- **YOUR OBJECTIVE**:
Pull out from the material below all lines with "right".

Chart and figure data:
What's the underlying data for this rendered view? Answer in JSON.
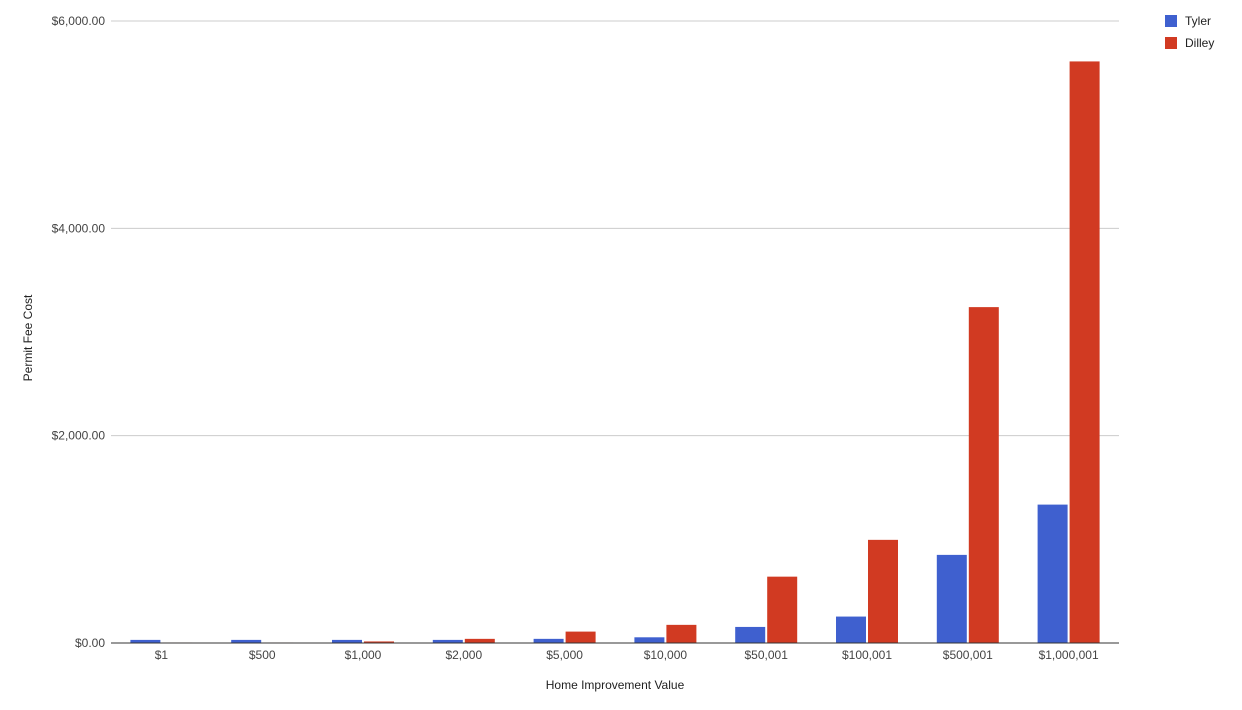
{
  "chart_data": {
    "type": "bar",
    "title": "",
    "xlabel": "Home Improvement Value",
    "ylabel": "Permit Fee Cost",
    "categories": [
      "$1",
      "$500",
      "$1,000",
      "$2,000",
      "$5,000",
      "$10,000",
      "$50,001",
      "$100,001",
      "$500,001",
      "$1,000,001"
    ],
    "series": [
      {
        "name": "Tyler",
        "color": "#3f60cf",
        "values": [
          30,
          30,
          30,
          30,
          40,
          55,
          155,
          255,
          850,
          1335
        ]
      },
      {
        "name": "Dilley",
        "color": "#d13a22",
        "values": [
          5,
          5,
          15,
          40,
          110,
          175,
          640,
          995,
          3240,
          5610
        ]
      }
    ],
    "ylim": [
      0,
      6000
    ],
    "yticks": [
      0,
      2000,
      4000,
      6000
    ],
    "ytick_labels": [
      "$0.00",
      "$2,000.00",
      "$4,000.00",
      "$6,000.00"
    ],
    "grid": true,
    "legend_position": "top-right"
  }
}
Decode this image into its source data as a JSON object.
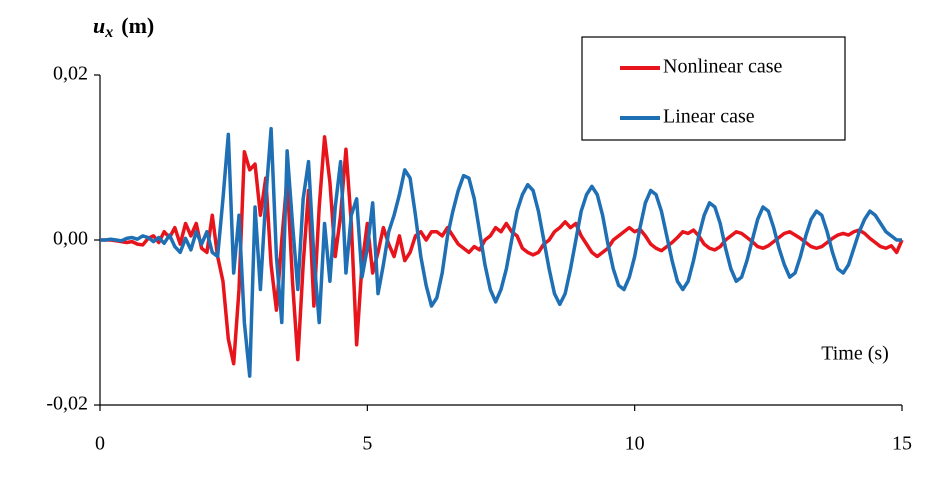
{
  "chart_data": {
    "type": "line",
    "ylabel": {
      "symbol": "u",
      "subscript": "x",
      "unit": "(m)"
    },
    "xlabel": "Time (s)",
    "xlim": [
      0,
      15
    ],
    "xticks": [
      0,
      5,
      10,
      15
    ],
    "ylim": [
      -0.02,
      0.02
    ],
    "yticks": [
      {
        "value": -0.02,
        "label": "-0,02"
      },
      {
        "value": 0,
        "label": "0,00"
      },
      {
        "value": 0.02,
        "label": "0,02"
      }
    ],
    "grid": false,
    "legend": "upper right",
    "x": [
      0,
      0.1,
      0.2,
      0.3,
      0.4,
      0.5,
      0.6,
      0.7,
      0.8,
      0.9,
      1,
      1.1,
      1.2,
      1.3,
      1.4,
      1.5,
      1.6,
      1.7,
      1.8,
      1.9,
      2,
      2.1,
      2.2,
      2.3,
      2.4,
      2.5,
      2.6,
      2.7,
      2.8,
      2.9,
      3,
      3.1,
      3.2,
      3.3,
      3.4,
      3.5,
      3.6,
      3.7,
      3.8,
      3.9,
      4,
      4.1,
      4.2,
      4.3,
      4.4,
      4.5,
      4.6,
      4.7,
      4.8,
      4.9,
      5,
      5.1,
      5.2,
      5.3,
      5.4,
      5.5,
      5.6,
      5.7,
      5.8,
      5.9,
      6,
      6.1,
      6.2,
      6.3,
      6.4,
      6.5,
      6.6,
      6.7,
      6.8,
      6.9,
      7,
      7.1,
      7.2,
      7.3,
      7.4,
      7.5,
      7.6,
      7.7,
      7.8,
      7.9,
      8,
      8.1,
      8.2,
      8.3,
      8.4,
      8.5,
      8.6,
      8.7,
      8.8,
      8.9,
      9,
      9.1,
      9.2,
      9.3,
      9.4,
      9.5,
      9.6,
      9.7,
      9.8,
      9.9,
      10,
      10.1,
      10.2,
      10.3,
      10.4,
      10.5,
      10.6,
      10.7,
      10.8,
      10.9,
      11,
      11.1,
      11.2,
      11.3,
      11.4,
      11.5,
      11.6,
      11.7,
      11.8,
      11.9,
      12,
      12.1,
      12.2,
      12.3,
      12.4,
      12.5,
      12.6,
      12.7,
      12.8,
      12.9,
      13,
      13.1,
      13.2,
      13.3,
      13.4,
      13.5,
      13.6,
      13.7,
      13.8,
      13.9,
      14,
      14.1,
      14.2,
      14.3,
      14.4,
      14.5,
      14.6,
      14.7,
      14.8,
      14.9,
      15
    ],
    "series": [
      {
        "name": "Nonlinear case",
        "color": "#e8141b",
        "values": [
          0,
          0,
          0,
          -0.0001,
          -0.0002,
          -0.0003,
          -0.0002,
          -0.0005,
          -0.0006,
          0.0002,
          0.0005,
          -0.0003,
          0.001,
          0.0003,
          0.0015,
          -0.0005,
          0.002,
          0.0005,
          0.002,
          -0.001,
          -0.0015,
          0.003,
          -0.002,
          -0.005,
          -0.012,
          -0.015,
          -0.006,
          0.0107,
          0.0085,
          0.0092,
          0.003,
          0.0075,
          -0.003,
          -0.0085,
          0,
          0.0075,
          -0.005,
          -0.0145,
          -0.003,
          0.006,
          -0.008,
          0.004,
          0.0125,
          0.007,
          -0.002,
          0.003,
          0.011,
          0.002,
          -0.0127,
          -0.003,
          0.002,
          -0.004,
          -0.0015,
          0.0015,
          -0.0005,
          -0.002,
          0.0005,
          -0.0025,
          -0.0015,
          0.0005,
          0.001,
          0,
          0.001,
          0.001,
          0.0005,
          0.0015,
          0.0005,
          -0.0005,
          -0.001,
          -0.0015,
          -0.0008,
          -0.0012,
          0,
          0.0005,
          0.0015,
          0.001,
          0.002,
          0.001,
          0.0005,
          -0.001,
          -0.0015,
          -0.0018,
          -0.0015,
          -0.0005,
          0,
          0.001,
          0.0015,
          0.0022,
          0.0015,
          0.002,
          0.0005,
          -0.0005,
          -0.0015,
          -0.002,
          -0.0015,
          -0.001,
          0,
          0.0005,
          0.001,
          0.0015,
          0.001,
          0.0013,
          0.0005,
          -0.0005,
          -0.001,
          -0.0013,
          -0.0008,
          -0.0003,
          0.0003,
          0.001,
          0.0008,
          0.0012,
          0.0005,
          -0.0005,
          -0.001,
          -0.0012,
          -0.0008,
          0,
          0.0005,
          0.001,
          0.0008,
          0.0003,
          -0.0002,
          -0.0008,
          -0.001,
          -0.0007,
          -0.0002,
          0.0003,
          0.0008,
          0.001,
          0.0006,
          0.0002,
          -0.0003,
          -0.0008,
          -0.001,
          -0.0008,
          -0.0003,
          0.0002,
          0.0006,
          0.0008,
          0.0006,
          0.001,
          0.0012,
          0.0008,
          0.0002,
          -0.0003,
          -0.0008,
          -0.001,
          -0.0007,
          -0.0015,
          0
        ]
      },
      {
        "name": "Linear case",
        "color": "#1f6fb5",
        "values": [
          0,
          0,
          0.0001,
          0,
          -0.0001,
          0.0002,
          0.0003,
          0.0001,
          0.0005,
          0.0003,
          -0.0002,
          0.0003,
          -0.0004,
          0.0006,
          -0.0008,
          -0.0015,
          0.0002,
          -0.0012,
          0.001,
          -0.0005,
          0.001,
          -0.0015,
          -0.002,
          0.005,
          0.0128,
          -0.004,
          0.003,
          -0.01,
          -0.0165,
          0.004,
          -0.006,
          0.005,
          0.0135,
          -0.002,
          -0.01,
          0.0108,
          0.002,
          -0.006,
          0.005,
          0.0095,
          -0.002,
          -0.01,
          0.002,
          -0.005,
          0.004,
          0.0095,
          -0.004,
          0.003,
          0.005,
          -0.0045,
          -0.001,
          0.0045,
          -0.0065,
          -0.003,
          0.001,
          0.003,
          0.0055,
          0.0085,
          0.0075,
          0.003,
          -0.002,
          -0.0055,
          -0.008,
          -0.007,
          -0.004,
          0.0005,
          0.0035,
          0.006,
          0.0078,
          0.0075,
          0.005,
          0.001,
          -0.003,
          -0.006,
          -0.0075,
          -0.006,
          -0.0035,
          0,
          0.0035,
          0.0055,
          0.0067,
          0.006,
          0.0035,
          0,
          -0.0035,
          -0.0065,
          -0.0078,
          -0.0065,
          -0.0035,
          0,
          0.0035,
          0.0055,
          0.0065,
          0.0055,
          0.003,
          -0.0005,
          -0.0035,
          -0.0055,
          -0.006,
          -0.0045,
          -0.002,
          0.0015,
          0.0045,
          0.006,
          0.0055,
          0.0035,
          0.0005,
          -0.0025,
          -0.005,
          -0.006,
          -0.005,
          -0.0025,
          0.0005,
          0.003,
          0.0045,
          0.004,
          0.002,
          -0.001,
          -0.0035,
          -0.005,
          -0.0045,
          -0.0025,
          0,
          0.0025,
          0.004,
          0.0035,
          0.0015,
          -0.001,
          -0.003,
          -0.0045,
          -0.004,
          -0.002,
          0.0005,
          0.0025,
          0.0035,
          0.003,
          0.001,
          -0.0015,
          -0.0035,
          -0.004,
          -0.003,
          -0.001,
          0.001,
          0.0025,
          0.0035,
          0.003,
          0.002,
          0.001,
          0.0005,
          0,
          0
        ]
      }
    ]
  }
}
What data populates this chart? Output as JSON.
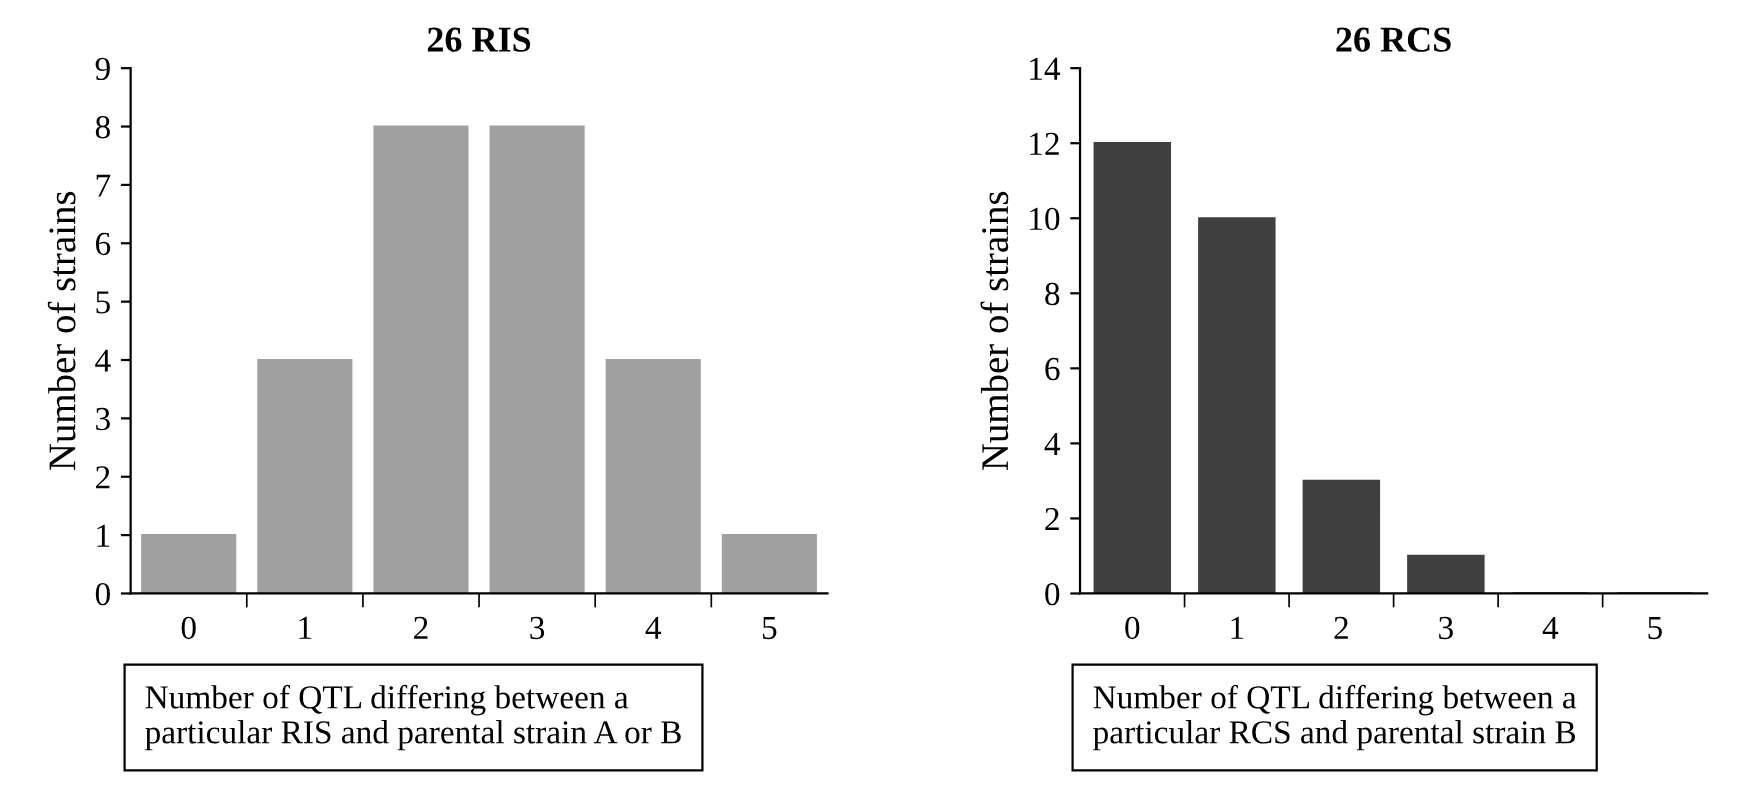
{
  "chart_data": [
    {
      "type": "bar",
      "title": "26 RIS",
      "ylabel": "Number of strains",
      "xlabel": "Number of QTL differing between a\nparticular RIS and parental strain A or B",
      "categories": [
        "0",
        "1",
        "2",
        "3",
        "4",
        "5"
      ],
      "values": [
        1,
        4,
        8,
        8,
        4,
        1
      ],
      "color": "#a0a0a0",
      "ylim": [
        0,
        9
      ],
      "yticks": [
        0,
        1,
        2,
        3,
        4,
        5,
        6,
        7,
        8,
        9
      ],
      "grid": false,
      "legend": false
    },
    {
      "type": "bar",
      "title": "26 RCS",
      "ylabel": "Number of strains",
      "xlabel": "Number of QTL differing between a\nparticular RCS and parental strain B",
      "categories": [
        "0",
        "1",
        "2",
        "3",
        "4",
        "5"
      ],
      "values": [
        12,
        10,
        3,
        1,
        0,
        0
      ],
      "color": "#404040",
      "ylim": [
        0,
        14
      ],
      "yticks": [
        0,
        2,
        4,
        6,
        8,
        10,
        12,
        14
      ],
      "grid": false,
      "legend": false
    }
  ]
}
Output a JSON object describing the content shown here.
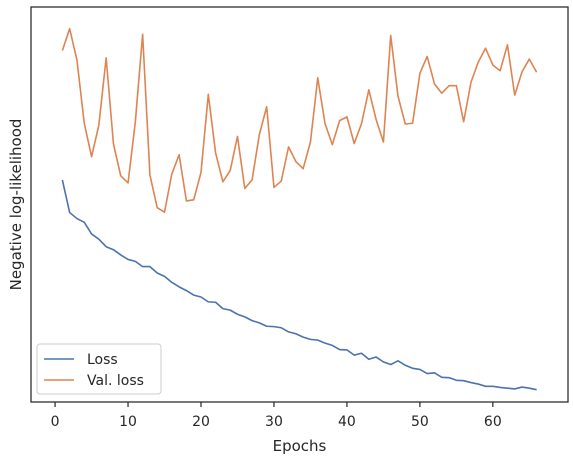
{
  "chart_data": {
    "type": "line",
    "xlabel": "Epochs",
    "ylabel": "Negative log-likelihood",
    "xlim": [
      -3.3,
      70.3
    ],
    "ylim": [
      0.0,
      1.0
    ],
    "y_ticks_shown": false,
    "x_ticks": [
      0,
      10,
      20,
      30,
      40,
      50,
      60
    ],
    "grid": false,
    "legend_position": "bottom-left",
    "series": [
      {
        "name": "Loss",
        "color": "#4c72b0",
        "x": [
          1,
          2,
          3,
          4,
          5,
          6,
          7,
          8,
          9,
          10,
          11,
          12,
          13,
          14,
          15,
          16,
          17,
          18,
          19,
          20,
          21,
          22,
          23,
          24,
          25,
          26,
          27,
          28,
          29,
          30,
          31,
          32,
          33,
          34,
          35,
          36,
          37,
          38,
          39,
          40,
          41,
          42,
          43,
          44,
          45,
          46,
          47,
          48,
          49,
          50,
          51,
          52,
          53,
          54,
          55,
          56,
          57,
          58,
          59,
          60,
          61,
          62,
          63,
          64,
          65,
          66
        ],
        "values": [
          0.555,
          0.468,
          0.452,
          0.442,
          0.411,
          0.397,
          0.377,
          0.369,
          0.355,
          0.343,
          0.338,
          0.324,
          0.324,
          0.307,
          0.298,
          0.282,
          0.27,
          0.26,
          0.248,
          0.243,
          0.23,
          0.229,
          0.212,
          0.208,
          0.197,
          0.19,
          0.18,
          0.174,
          0.165,
          0.164,
          0.161,
          0.15,
          0.145,
          0.136,
          0.13,
          0.128,
          0.12,
          0.114,
          0.103,
          0.102,
          0.088,
          0.093,
          0.077,
          0.083,
          0.07,
          0.063,
          0.073,
          0.061,
          0.053,
          0.05,
          0.039,
          0.041,
          0.029,
          0.028,
          0.021,
          0.02,
          0.015,
          0.011,
          0.005,
          0.005,
          0.002,
          0.0,
          -0.002,
          0.003,
          0.0,
          -0.004
        ]
      },
      {
        "name": "Val. loss",
        "color": "#dd8452",
        "x": [
          1,
          2,
          3,
          4,
          5,
          6,
          7,
          8,
          9,
          10,
          11,
          12,
          13,
          14,
          15,
          16,
          17,
          18,
          19,
          20,
          21,
          22,
          23,
          24,
          25,
          26,
          27,
          28,
          29,
          30,
          31,
          32,
          33,
          34,
          35,
          36,
          37,
          38,
          39,
          40,
          41,
          42,
          43,
          44,
          45,
          46,
          47,
          48,
          49,
          50,
          51,
          52,
          53,
          54,
          55,
          56,
          57,
          58,
          59,
          60,
          61,
          62,
          63,
          64,
          65,
          66
        ],
        "values": [
          0.9,
          0.958,
          0.874,
          0.706,
          0.617,
          0.701,
          0.88,
          0.651,
          0.566,
          0.547,
          0.71,
          0.943,
          0.568,
          0.481,
          0.469,
          0.571,
          0.622,
          0.499,
          0.502,
          0.575,
          0.783,
          0.627,
          0.55,
          0.58,
          0.671,
          0.532,
          0.555,
          0.676,
          0.75,
          0.535,
          0.552,
          0.643,
          0.604,
          0.585,
          0.656,
          0.827,
          0.705,
          0.649,
          0.713,
          0.723,
          0.652,
          0.705,
          0.795,
          0.716,
          0.656,
          0.94,
          0.778,
          0.704,
          0.706,
          0.839,
          0.884,
          0.811,
          0.786,
          0.806,
          0.806,
          0.71,
          0.815,
          0.869,
          0.906,
          0.861,
          0.846,
          0.915,
          0.781,
          0.843,
          0.877,
          0.842
        ]
      }
    ]
  }
}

- **EXERCISE OUTPUT**:
    "legend_position": "top-right"
    "legend": "upper right",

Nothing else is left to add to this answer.